## Short task
Leave out the pictures and repeat the data exactly.

## Provided data
· · · · · · ·

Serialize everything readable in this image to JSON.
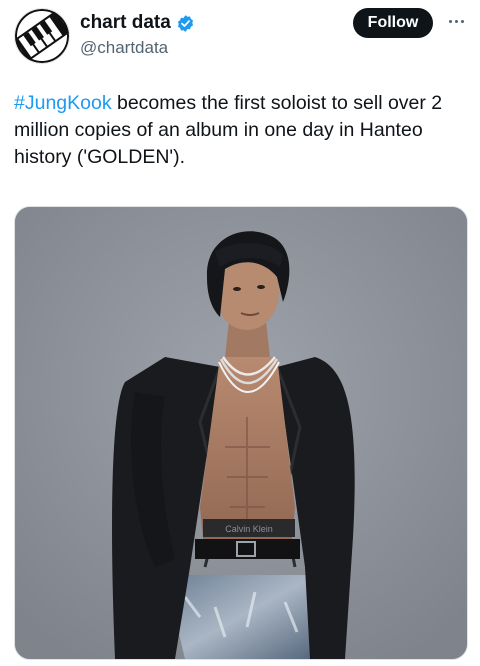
{
  "header": {
    "display_name": "chart data",
    "handle": "@chartdata",
    "follow_label": "Follow",
    "avatar_icon": "piano-keys-logo-icon",
    "verified_icon": "verified-badge-icon",
    "more_icon": "more-dots-icon"
  },
  "tweet": {
    "hashtag": "#JungKook",
    "text": " becomes the first soloist to sell over 2 million copies of an album in one day in Hanteo history ('GOLDEN')."
  },
  "media": {
    "alt": "photo",
    "waistband_text": "Calvin Klein"
  },
  "colors": {
    "accent": "#1d9bf0",
    "follow_bg": "#0f1419",
    "photo_bg": "#8f949c"
  }
}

· · · · · · ·

## Result for this exercise
Serialize everything readable in this image to JSON.
{
  "header": {
    "display_name": "chart data",
    "handle": "@chartdata",
    "follow_label": "Follow",
    "avatar_icon": "piano-keys-logo-icon",
    "verified_icon": "verified-badge-icon",
    "more_icon": "more-dots-icon"
  },
  "tweet": {
    "hashtag": "#JungKook",
    "text": " becomes the first soloist to sell over 2 million copies of an album in one day in Hanteo history ('GOLDEN')."
  },
  "media": {
    "alt": "photo",
    "waistband_text": "Calvin Klein"
  },
  "colors": {
    "accent": "#1d9bf0",
    "follow_bg": "#0f1419",
    "photo_bg": "#8f949c"
  }
}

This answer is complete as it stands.